**Problem statement:** Pull out all lines from the listing below in which the word "Sophie" appears.

····················

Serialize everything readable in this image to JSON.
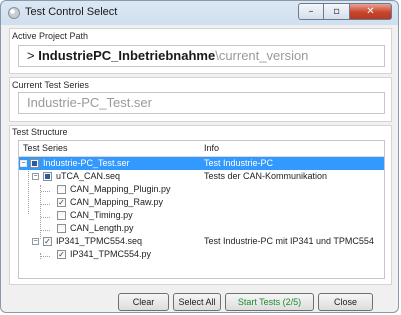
{
  "window": {
    "title": "Test Control Select",
    "controls": {
      "minimize": "–",
      "maximize": "▫",
      "close": "✕"
    }
  },
  "active_project": {
    "label": "Active Project Path",
    "prefix": ">",
    "name": "IndustriePC_Inbetriebnahme",
    "suffix": "\\current_version"
  },
  "current_series": {
    "label": "Current Test Series",
    "placeholder": "Industrie-PC_Test.ser"
  },
  "structure": {
    "label": "Test Structure",
    "columns": [
      "Test Series",
      "Info"
    ],
    "rows": [
      {
        "label": "Industrie-PC_Test.ser",
        "info": "Test Industrie-PC",
        "level": 0,
        "expander": "−",
        "check": "partial",
        "selected": true
      },
      {
        "label": "uTCA_CAN.seq",
        "info": "Tests der CAN-Kommunikation",
        "level": 1,
        "expander": "−",
        "check": "partial",
        "selected": false
      },
      {
        "label": "CAN_Mapping_Plugin.py",
        "info": "",
        "level": 2,
        "check": "unchecked",
        "selected": false
      },
      {
        "label": "CAN_Mapping_Raw.py",
        "info": "",
        "level": 2,
        "check": "checked",
        "selected": false
      },
      {
        "label": "CAN_Timing.py",
        "info": "",
        "level": 2,
        "check": "unchecked",
        "selected": false
      },
      {
        "label": "CAN_Length.py",
        "info": "",
        "level": 2,
        "check": "unchecked",
        "selected": false
      },
      {
        "label": "IP341_TPMC554.seq",
        "info": "Test Industrie-PC mit IP341 und TPMC554",
        "level": 1,
        "expander": "−",
        "check": "checked",
        "selected": false
      },
      {
        "label": "IP341_TPMC554.py",
        "info": "",
        "level": 2,
        "check": "checked",
        "selected": false
      }
    ]
  },
  "buttons": {
    "clear": "Clear",
    "select_all": "Select All",
    "start": "Start Tests (2/5)",
    "close": "Close"
  }
}
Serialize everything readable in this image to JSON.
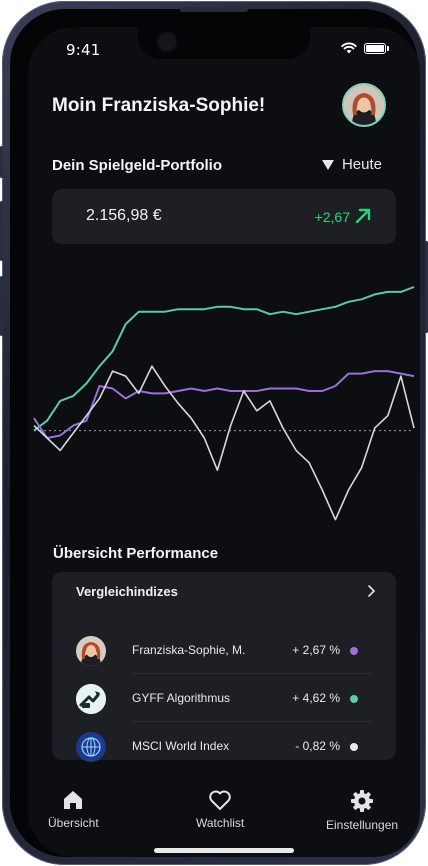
{
  "status_bar": {
    "time": "9:41"
  },
  "header": {
    "greeting": "Moin Franziska-Sophie!"
  },
  "portfolio": {
    "title": "Dein Spielgeld-Portfolio",
    "period_label": "Heute",
    "value": "2.156,98 €",
    "change": "+2,67"
  },
  "chart_data": {
    "type": "line",
    "title": "",
    "xlabel": "",
    "ylabel": "",
    "baseline": 0,
    "ylim": [
      -4.5,
      6
    ],
    "grid": false,
    "series": [
      {
        "color": "#5fc9a6",
        "values": [
          0,
          0.4,
          1.2,
          1.4,
          1.9,
          2.6,
          3.2,
          4.3,
          4.8,
          4.8,
          4.8,
          4.9,
          4.9,
          4.9,
          5.0,
          5.0,
          4.9,
          4.9,
          4.7,
          4.8,
          4.7,
          4.8,
          4.9,
          5.0,
          5.2,
          5.3,
          5.5,
          5.6,
          5.6,
          5.8
        ]
      },
      {
        "color": "#9b6fd8",
        "values": [
          0.5,
          -0.3,
          -0.2,
          0.2,
          0.4,
          1.8,
          1.7,
          1.3,
          1.6,
          1.5,
          1.5,
          1.6,
          1.7,
          1.6,
          1.7,
          1.6,
          1.6,
          1.6,
          1.7,
          1.7,
          1.7,
          1.6,
          1.6,
          1.8,
          2.3,
          2.3,
          2.4,
          2.4,
          2.3,
          2.2
        ]
      },
      {
        "color": "#d8d8dc",
        "values": [
          0.2,
          -0.3,
          -0.8,
          -0.1,
          0.6,
          1.3,
          2.4,
          2.2,
          1.5,
          2.6,
          1.8,
          1.1,
          0.5,
          -0.3,
          -1.6,
          0.2,
          1.6,
          0.8,
          1.2,
          0.1,
          -0.8,
          -1.3,
          -2.4,
          -3.6,
          -2.4,
          -1.5,
          0.1,
          0.6,
          2.2,
          0.1
        ]
      }
    ]
  },
  "performance": {
    "title": "Übersicht Performance",
    "subtitle": "Vergleichindizes",
    "rows": [
      {
        "name": "Franziska-Sophie, M.",
        "pct": "+ 2,67 %",
        "color": "#9b6fd8",
        "icon": "user-avatar-icon"
      },
      {
        "name": "GYFF Algorithmus",
        "pct": "+ 4,62 %",
        "color": "#5fc9a6",
        "icon": "robot-hand-icon"
      },
      {
        "name": "MSCI World Index",
        "pct": "- 0,82 %",
        "color": "#e8e8ec",
        "icon": "globe-icon"
      }
    ]
  },
  "tabs": [
    {
      "label": "Übersicht",
      "icon": "home-icon"
    },
    {
      "label": "Watchlist",
      "icon": "heart-icon"
    },
    {
      "label": "Einstellungen",
      "icon": "gear-icon"
    }
  ]
}
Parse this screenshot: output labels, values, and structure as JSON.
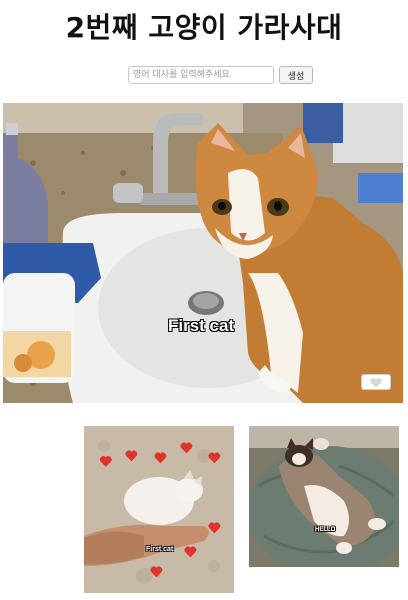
{
  "page": {
    "title": "2번째 고양이 가라사대"
  },
  "form": {
    "placeholder": "영어 대사를 입력해주세요",
    "value": "",
    "submit_label": "생성"
  },
  "main_card": {
    "caption": "First cat"
  },
  "gallery": [
    {
      "caption": "First cat"
    },
    {
      "caption": "HELLO"
    }
  ],
  "colors": {
    "like_heart": "#d9d9d9",
    "heart_sticker": "#e0332b"
  },
  "icons": {
    "like": "heart-icon"
  }
}
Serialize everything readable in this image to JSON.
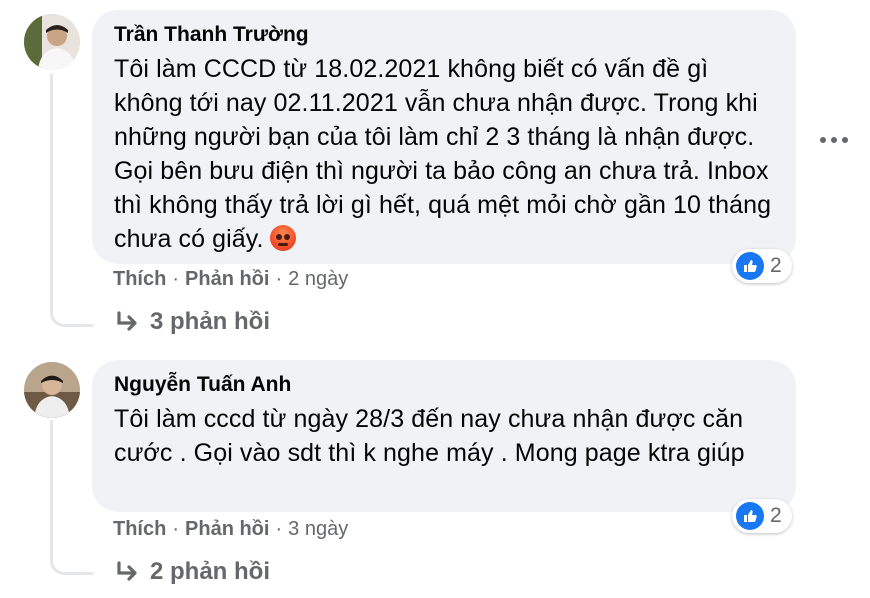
{
  "comments": [
    {
      "author": "Trần Thanh Trường",
      "text": "Tôi làm CCCD từ 18.02.2021 không biết có vấn đề gì không tới nay 02.11.2021 vẫn chưa nhận được. Trong khi những người bạn của tôi làm chỉ 2 3 tháng là nhận được. Gọi bên bưu điện thì người ta bảo công an chưa trả. Inbox thì không thấy trả lời gì hết, quá mệt mỏi chờ gần 10 tháng chưa có giấy.",
      "emoji": "angry-face",
      "like_label": "Thích",
      "reply_label": "Phản hồi",
      "time": "2 ngày",
      "reaction_count": "2",
      "replies_label": "3 phản hồi"
    },
    {
      "author": "Nguyễn Tuấn Anh",
      "text": "Tôi làm cccd từ ngày 28/3 đến nay chưa nhận được căn cước . Gọi vào sdt thì k nghe máy . Mong page ktra giúp",
      "like_label": "Thích",
      "reply_label": "Phản hồi",
      "time": "3 ngày",
      "reaction_count": "2",
      "replies_label": "2 phản hồi"
    }
  ],
  "icons": {
    "more": "more-options-icon",
    "like": "like-reaction-icon",
    "reply_arrow": "reply-arrow-icon"
  },
  "colors": {
    "bubble": "#f0f2f5",
    "secondary_text": "#65676b",
    "like_blue": "#1877f2",
    "thread_line": "#e4e6eb"
  }
}
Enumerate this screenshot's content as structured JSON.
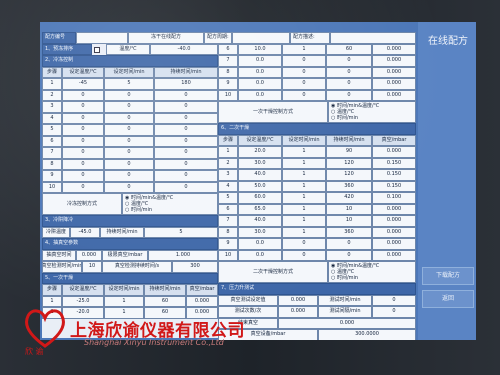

····················

**Response:**
    "greeting": "Moin Franziska-Sophie!"
        "name": "Franziska-Sophie, M.",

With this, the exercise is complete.